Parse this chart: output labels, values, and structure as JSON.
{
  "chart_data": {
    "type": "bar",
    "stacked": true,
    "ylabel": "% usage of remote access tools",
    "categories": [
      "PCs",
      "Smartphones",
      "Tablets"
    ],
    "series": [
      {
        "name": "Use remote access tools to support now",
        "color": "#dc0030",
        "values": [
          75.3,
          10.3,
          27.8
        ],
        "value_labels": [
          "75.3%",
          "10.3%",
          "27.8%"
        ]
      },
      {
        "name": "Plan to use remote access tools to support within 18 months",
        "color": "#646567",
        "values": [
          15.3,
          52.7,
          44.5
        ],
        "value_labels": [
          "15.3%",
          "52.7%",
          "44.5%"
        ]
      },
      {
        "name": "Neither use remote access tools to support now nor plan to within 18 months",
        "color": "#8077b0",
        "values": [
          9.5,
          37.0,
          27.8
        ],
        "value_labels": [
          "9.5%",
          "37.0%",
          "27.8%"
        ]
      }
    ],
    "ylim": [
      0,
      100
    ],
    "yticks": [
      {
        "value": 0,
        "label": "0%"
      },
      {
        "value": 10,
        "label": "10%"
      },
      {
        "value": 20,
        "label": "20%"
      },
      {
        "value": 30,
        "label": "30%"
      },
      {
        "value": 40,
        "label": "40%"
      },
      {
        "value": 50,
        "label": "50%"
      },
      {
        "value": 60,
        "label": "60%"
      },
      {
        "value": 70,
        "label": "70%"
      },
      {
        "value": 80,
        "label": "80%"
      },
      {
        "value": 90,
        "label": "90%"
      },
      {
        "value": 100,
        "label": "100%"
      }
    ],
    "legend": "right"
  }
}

**Task statement:** Repeat all the records. Match each line exactly.

**Solution to this task:**
Parse this chart: output labels, values, and structure as JSON.
{
  "chart_data": {
    "type": "bar",
    "stacked": true,
    "ylabel": "% usage of remote access tools",
    "categories": [
      "PCs",
      "Smartphones",
      "Tablets"
    ],
    "series": [
      {
        "name": "Use remote access tools to support now",
        "color": "#dc0030",
        "values": [
          75.3,
          10.3,
          27.8
        ],
        "value_labels": [
          "75.3%",
          "10.3%",
          "27.8%"
        ]
      },
      {
        "name": "Plan to use remote access tools to support within 18 months",
        "color": "#646567",
        "values": [
          15.3,
          52.7,
          44.5
        ],
        "value_labels": [
          "15.3%",
          "52.7%",
          "44.5%"
        ]
      },
      {
        "name": "Neither use remote access tools to support now nor plan to within 18 months",
        "color": "#8077b0",
        "values": [
          9.5,
          37.0,
          27.8
        ],
        "value_labels": [
          "9.5%",
          "37.0%",
          "27.8%"
        ]
      }
    ],
    "ylim": [
      0,
      100
    ],
    "yticks": [
      {
        "value": 0,
        "label": "0%"
      },
      {
        "value": 10,
        "label": "10%"
      },
      {
        "value": 20,
        "label": "20%"
      },
      {
        "value": 30,
        "label": "30%"
      },
      {
        "value": 40,
        "label": "40%"
      },
      {
        "value": 50,
        "label": "50%"
      },
      {
        "value": 60,
        "label": "60%"
      },
      {
        "value": 70,
        "label": "70%"
      },
      {
        "value": 80,
        "label": "80%"
      },
      {
        "value": 90,
        "label": "90%"
      },
      {
        "value": 100,
        "label": "100%"
      }
    ],
    "legend": "right"
  }
}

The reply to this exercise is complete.